▶ _WHAT TO PRODUCE_
In the records below, find each line containing the word "unit" and copy it.

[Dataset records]
********************

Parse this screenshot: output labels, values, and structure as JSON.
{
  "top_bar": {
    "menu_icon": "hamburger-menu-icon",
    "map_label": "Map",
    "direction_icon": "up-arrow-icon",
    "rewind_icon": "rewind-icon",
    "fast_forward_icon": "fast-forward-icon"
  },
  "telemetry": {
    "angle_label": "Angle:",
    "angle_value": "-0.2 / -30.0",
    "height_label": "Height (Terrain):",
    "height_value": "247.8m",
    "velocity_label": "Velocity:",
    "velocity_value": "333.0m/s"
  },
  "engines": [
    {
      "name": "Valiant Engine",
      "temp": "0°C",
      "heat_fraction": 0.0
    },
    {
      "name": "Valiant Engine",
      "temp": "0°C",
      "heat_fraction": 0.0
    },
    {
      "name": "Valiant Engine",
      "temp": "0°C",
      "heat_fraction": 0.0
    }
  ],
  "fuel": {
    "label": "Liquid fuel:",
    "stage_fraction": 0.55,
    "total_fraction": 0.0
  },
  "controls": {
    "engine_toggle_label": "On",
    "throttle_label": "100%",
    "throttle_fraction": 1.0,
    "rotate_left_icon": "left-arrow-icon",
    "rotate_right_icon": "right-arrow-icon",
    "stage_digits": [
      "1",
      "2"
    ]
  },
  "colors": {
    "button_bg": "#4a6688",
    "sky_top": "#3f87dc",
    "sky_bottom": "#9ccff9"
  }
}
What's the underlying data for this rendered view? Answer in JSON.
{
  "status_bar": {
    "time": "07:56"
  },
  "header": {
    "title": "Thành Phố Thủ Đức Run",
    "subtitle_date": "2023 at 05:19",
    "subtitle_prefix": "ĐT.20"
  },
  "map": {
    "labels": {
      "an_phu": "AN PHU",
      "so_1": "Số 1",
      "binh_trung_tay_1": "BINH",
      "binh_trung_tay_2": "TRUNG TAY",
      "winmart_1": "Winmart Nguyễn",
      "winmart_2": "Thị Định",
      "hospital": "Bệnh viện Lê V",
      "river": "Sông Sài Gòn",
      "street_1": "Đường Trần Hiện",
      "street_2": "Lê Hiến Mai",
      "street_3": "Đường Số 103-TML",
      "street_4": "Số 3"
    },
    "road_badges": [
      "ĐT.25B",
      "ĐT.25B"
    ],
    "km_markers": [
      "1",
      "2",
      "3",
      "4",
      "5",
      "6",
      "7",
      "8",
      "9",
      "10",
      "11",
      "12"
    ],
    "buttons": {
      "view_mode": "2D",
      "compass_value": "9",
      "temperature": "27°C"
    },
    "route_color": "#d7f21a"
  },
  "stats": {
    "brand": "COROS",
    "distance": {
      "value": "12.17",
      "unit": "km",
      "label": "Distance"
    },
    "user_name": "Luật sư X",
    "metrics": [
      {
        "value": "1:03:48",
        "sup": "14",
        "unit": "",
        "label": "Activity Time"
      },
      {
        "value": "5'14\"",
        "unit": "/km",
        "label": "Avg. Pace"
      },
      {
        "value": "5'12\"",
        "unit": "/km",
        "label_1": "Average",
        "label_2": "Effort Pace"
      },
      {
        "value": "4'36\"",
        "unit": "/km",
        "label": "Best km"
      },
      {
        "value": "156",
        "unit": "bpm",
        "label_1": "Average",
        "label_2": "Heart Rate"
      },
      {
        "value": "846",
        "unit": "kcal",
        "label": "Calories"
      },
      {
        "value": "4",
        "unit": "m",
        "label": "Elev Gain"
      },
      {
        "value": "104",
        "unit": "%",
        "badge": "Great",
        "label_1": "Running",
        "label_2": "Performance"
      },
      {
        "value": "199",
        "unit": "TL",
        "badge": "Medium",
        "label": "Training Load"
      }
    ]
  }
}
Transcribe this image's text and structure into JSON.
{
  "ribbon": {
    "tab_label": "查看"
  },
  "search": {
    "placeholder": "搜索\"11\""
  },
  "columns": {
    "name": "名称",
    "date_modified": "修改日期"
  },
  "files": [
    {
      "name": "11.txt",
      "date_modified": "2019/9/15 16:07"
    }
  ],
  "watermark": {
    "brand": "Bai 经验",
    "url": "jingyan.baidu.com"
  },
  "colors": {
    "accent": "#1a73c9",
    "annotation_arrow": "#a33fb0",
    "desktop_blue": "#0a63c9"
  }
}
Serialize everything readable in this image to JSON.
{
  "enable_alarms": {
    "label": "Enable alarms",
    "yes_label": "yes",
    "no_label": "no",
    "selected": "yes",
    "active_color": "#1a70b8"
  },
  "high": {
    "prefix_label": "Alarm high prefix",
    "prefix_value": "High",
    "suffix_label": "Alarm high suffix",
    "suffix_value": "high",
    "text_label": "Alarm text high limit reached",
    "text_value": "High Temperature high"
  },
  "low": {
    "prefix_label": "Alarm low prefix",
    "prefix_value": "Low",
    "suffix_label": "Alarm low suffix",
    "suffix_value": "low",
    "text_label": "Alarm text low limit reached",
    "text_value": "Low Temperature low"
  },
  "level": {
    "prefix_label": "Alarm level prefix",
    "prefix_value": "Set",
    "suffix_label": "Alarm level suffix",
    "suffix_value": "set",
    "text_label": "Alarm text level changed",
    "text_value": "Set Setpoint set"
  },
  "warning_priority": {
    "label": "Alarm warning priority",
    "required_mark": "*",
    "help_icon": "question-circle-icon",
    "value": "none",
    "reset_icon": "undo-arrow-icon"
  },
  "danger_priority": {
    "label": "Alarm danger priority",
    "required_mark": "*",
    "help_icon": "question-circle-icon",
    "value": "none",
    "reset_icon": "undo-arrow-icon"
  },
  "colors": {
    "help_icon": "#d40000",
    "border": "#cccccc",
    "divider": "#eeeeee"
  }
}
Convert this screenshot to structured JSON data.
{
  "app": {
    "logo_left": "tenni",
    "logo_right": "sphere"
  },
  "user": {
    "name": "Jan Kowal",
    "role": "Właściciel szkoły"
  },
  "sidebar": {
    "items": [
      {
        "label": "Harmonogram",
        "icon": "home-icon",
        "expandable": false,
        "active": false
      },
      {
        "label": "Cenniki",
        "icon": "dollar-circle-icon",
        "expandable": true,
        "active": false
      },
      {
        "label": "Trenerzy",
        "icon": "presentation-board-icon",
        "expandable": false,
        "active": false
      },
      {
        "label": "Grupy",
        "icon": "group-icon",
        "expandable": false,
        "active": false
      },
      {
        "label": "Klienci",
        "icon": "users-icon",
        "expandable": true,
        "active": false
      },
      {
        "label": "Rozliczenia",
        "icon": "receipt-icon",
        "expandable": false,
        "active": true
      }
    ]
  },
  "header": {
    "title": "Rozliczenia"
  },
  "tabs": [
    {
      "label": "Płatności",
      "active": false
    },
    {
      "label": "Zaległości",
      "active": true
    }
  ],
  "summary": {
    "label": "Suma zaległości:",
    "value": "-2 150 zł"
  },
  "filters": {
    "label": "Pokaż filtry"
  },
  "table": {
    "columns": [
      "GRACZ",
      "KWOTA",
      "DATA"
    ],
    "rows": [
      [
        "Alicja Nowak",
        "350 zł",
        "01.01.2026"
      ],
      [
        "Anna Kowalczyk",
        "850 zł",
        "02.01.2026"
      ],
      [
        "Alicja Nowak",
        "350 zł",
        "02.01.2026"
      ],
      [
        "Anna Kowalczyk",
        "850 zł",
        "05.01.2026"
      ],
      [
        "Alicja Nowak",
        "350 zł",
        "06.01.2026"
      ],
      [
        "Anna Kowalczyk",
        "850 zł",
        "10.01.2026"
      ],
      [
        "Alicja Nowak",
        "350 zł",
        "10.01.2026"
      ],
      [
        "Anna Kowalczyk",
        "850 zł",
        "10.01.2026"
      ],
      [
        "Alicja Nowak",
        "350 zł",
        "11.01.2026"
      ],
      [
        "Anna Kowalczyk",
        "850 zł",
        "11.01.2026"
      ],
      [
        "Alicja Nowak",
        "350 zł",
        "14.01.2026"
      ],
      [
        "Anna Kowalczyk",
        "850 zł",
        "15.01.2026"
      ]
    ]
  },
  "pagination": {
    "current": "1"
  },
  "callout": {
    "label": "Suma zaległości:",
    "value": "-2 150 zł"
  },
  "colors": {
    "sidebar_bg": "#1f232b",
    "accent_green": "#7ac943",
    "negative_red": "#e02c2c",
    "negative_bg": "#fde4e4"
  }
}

********************

▶ _OUTPUT BELOW_
      "unit": "km",
        "unit": "",
        "unit": "/km",
        "unit": "/km",
        "unit": "/km",
        "unit": "bpm",
        "unit": "kcal",
        "unit": "m",
        "unit": "%",
        "unit": "TL",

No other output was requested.